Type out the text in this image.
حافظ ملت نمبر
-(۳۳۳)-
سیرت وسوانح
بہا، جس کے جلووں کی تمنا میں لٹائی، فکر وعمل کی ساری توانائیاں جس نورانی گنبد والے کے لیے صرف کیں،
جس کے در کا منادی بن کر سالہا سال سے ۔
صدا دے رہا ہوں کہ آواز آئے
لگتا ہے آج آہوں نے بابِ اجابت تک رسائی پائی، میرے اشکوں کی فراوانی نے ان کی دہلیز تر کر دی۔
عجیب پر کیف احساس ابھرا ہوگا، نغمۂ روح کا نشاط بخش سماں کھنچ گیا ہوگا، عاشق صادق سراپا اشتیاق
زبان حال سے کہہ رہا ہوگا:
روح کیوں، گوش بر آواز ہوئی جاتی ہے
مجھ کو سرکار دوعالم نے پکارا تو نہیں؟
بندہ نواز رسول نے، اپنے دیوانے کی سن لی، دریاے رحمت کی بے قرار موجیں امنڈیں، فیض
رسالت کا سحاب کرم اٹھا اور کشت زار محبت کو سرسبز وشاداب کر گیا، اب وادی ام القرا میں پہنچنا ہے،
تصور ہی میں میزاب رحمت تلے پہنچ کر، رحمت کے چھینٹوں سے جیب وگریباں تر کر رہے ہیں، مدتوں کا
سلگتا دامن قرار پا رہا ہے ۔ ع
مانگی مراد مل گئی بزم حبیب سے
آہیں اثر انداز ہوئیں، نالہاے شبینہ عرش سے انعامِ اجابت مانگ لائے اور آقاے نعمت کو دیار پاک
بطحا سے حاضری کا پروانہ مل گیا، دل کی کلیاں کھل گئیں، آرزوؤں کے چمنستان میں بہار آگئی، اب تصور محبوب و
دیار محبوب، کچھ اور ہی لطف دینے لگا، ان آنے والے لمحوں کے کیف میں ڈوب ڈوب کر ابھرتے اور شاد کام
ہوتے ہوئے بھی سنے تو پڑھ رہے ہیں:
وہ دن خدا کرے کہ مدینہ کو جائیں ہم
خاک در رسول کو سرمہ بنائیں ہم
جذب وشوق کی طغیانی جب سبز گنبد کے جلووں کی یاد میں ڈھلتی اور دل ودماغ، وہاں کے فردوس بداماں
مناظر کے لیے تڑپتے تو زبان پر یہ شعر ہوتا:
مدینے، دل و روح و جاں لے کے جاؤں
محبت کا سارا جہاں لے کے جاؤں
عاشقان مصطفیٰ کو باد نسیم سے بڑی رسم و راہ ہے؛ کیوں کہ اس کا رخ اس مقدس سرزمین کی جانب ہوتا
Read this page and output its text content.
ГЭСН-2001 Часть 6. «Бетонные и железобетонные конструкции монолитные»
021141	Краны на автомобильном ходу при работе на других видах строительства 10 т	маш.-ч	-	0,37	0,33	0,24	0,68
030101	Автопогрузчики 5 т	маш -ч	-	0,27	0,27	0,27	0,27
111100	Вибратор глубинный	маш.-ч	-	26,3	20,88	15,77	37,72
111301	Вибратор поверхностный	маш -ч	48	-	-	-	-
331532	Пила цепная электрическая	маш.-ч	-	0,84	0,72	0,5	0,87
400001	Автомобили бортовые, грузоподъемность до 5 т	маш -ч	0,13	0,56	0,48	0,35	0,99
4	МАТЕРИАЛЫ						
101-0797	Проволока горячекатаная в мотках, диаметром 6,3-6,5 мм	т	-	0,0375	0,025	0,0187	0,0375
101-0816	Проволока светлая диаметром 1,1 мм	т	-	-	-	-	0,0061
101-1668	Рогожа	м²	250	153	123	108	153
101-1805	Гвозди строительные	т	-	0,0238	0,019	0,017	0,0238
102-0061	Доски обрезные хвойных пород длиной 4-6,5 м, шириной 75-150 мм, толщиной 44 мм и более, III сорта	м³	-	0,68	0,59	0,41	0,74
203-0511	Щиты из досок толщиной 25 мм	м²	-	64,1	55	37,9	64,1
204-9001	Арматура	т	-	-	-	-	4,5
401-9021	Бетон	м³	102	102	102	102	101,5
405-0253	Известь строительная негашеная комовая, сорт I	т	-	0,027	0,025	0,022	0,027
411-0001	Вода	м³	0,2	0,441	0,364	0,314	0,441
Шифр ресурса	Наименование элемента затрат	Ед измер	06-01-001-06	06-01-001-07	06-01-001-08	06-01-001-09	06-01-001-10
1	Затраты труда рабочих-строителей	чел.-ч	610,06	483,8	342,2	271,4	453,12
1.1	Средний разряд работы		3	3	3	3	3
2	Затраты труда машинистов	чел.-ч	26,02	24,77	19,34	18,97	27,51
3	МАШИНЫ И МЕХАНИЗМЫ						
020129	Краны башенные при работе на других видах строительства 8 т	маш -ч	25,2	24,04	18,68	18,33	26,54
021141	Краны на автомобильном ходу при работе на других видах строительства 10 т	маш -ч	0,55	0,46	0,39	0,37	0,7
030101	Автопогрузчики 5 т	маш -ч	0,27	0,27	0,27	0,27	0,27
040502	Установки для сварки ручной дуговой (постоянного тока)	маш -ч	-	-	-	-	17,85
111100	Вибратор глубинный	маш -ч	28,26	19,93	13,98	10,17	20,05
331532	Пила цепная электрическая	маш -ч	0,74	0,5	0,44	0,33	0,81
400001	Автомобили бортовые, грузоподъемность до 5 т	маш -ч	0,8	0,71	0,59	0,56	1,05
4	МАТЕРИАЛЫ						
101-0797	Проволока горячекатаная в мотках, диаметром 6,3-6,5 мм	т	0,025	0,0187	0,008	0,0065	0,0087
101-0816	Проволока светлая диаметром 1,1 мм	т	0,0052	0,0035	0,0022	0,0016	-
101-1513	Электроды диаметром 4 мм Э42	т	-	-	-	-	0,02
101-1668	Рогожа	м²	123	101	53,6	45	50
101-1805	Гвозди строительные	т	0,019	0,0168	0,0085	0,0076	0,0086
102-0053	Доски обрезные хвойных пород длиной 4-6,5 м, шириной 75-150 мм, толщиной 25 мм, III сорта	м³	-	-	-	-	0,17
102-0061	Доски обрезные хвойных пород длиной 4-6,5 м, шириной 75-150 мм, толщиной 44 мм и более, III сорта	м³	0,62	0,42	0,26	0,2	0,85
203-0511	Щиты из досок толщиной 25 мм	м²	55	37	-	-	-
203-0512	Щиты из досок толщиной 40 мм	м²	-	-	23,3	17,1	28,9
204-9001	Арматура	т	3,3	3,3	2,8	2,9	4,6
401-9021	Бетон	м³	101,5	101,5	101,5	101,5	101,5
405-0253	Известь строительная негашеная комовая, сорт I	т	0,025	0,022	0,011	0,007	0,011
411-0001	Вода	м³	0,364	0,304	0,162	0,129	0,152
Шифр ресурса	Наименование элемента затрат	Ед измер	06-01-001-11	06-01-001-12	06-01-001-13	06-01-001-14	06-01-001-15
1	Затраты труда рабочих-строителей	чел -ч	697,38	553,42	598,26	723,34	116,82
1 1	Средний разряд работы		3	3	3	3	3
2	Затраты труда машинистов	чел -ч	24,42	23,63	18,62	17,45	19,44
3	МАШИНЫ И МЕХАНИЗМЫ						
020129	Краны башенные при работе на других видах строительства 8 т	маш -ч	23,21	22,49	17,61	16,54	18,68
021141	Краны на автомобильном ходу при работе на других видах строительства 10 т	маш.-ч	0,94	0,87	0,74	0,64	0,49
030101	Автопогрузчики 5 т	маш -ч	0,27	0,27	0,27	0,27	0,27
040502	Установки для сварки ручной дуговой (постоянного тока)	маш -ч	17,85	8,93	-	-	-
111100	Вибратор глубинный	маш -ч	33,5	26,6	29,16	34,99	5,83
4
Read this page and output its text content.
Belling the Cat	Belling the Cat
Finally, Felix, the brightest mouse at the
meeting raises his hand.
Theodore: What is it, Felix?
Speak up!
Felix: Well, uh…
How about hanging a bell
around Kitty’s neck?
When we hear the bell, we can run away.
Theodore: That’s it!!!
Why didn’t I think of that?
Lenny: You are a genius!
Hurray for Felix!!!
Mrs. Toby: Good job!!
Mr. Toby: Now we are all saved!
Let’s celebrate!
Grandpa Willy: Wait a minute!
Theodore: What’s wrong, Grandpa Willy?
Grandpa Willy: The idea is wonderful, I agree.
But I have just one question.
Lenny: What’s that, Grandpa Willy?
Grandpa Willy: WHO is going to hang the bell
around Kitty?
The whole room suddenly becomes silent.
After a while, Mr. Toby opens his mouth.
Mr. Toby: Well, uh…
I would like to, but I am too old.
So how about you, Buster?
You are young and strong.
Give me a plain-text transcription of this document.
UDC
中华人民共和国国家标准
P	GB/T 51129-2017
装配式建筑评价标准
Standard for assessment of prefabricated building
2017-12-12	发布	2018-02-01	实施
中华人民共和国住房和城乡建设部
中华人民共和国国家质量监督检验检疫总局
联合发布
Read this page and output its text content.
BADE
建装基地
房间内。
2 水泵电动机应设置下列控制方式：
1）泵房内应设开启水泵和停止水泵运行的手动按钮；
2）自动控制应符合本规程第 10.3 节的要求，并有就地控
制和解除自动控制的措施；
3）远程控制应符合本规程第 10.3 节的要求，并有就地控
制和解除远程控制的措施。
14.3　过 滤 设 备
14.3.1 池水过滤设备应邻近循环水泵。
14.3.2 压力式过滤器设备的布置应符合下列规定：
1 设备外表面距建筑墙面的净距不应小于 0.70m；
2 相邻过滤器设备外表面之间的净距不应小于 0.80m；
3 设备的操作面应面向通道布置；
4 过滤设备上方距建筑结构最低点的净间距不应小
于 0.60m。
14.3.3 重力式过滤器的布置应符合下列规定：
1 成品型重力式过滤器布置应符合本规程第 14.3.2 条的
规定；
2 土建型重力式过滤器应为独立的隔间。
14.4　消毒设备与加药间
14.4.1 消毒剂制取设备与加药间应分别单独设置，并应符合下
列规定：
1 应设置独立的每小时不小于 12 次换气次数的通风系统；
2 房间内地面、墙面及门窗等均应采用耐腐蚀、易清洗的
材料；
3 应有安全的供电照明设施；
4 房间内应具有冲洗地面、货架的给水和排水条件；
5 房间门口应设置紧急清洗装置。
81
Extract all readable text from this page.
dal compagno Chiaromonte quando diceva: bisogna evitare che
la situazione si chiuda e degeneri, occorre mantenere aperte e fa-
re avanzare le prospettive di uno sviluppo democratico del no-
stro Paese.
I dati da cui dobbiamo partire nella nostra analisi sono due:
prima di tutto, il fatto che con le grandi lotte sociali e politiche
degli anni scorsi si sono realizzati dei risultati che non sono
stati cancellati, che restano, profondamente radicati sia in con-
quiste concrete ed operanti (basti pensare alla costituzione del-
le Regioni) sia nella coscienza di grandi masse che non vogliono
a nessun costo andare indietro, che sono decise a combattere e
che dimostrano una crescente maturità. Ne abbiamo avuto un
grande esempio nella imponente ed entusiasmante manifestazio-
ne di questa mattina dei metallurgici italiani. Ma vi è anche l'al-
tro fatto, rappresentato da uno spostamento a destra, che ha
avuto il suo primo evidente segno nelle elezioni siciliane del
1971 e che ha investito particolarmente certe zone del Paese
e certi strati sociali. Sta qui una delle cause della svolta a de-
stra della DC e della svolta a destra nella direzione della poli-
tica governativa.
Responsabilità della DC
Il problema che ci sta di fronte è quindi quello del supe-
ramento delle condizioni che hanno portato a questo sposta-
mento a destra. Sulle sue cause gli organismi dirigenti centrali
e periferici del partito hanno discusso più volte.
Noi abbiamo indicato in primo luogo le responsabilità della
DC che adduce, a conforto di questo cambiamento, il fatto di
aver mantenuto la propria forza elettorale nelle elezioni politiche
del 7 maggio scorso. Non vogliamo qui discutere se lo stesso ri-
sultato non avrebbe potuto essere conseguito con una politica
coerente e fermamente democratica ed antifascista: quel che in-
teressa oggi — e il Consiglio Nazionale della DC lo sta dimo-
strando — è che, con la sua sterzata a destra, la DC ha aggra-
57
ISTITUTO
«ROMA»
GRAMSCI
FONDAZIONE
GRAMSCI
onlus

########################################

--- Problem to solve ---
Only a number is wanted: how many lines of the material include the word "негашеная".

--- Result ---
2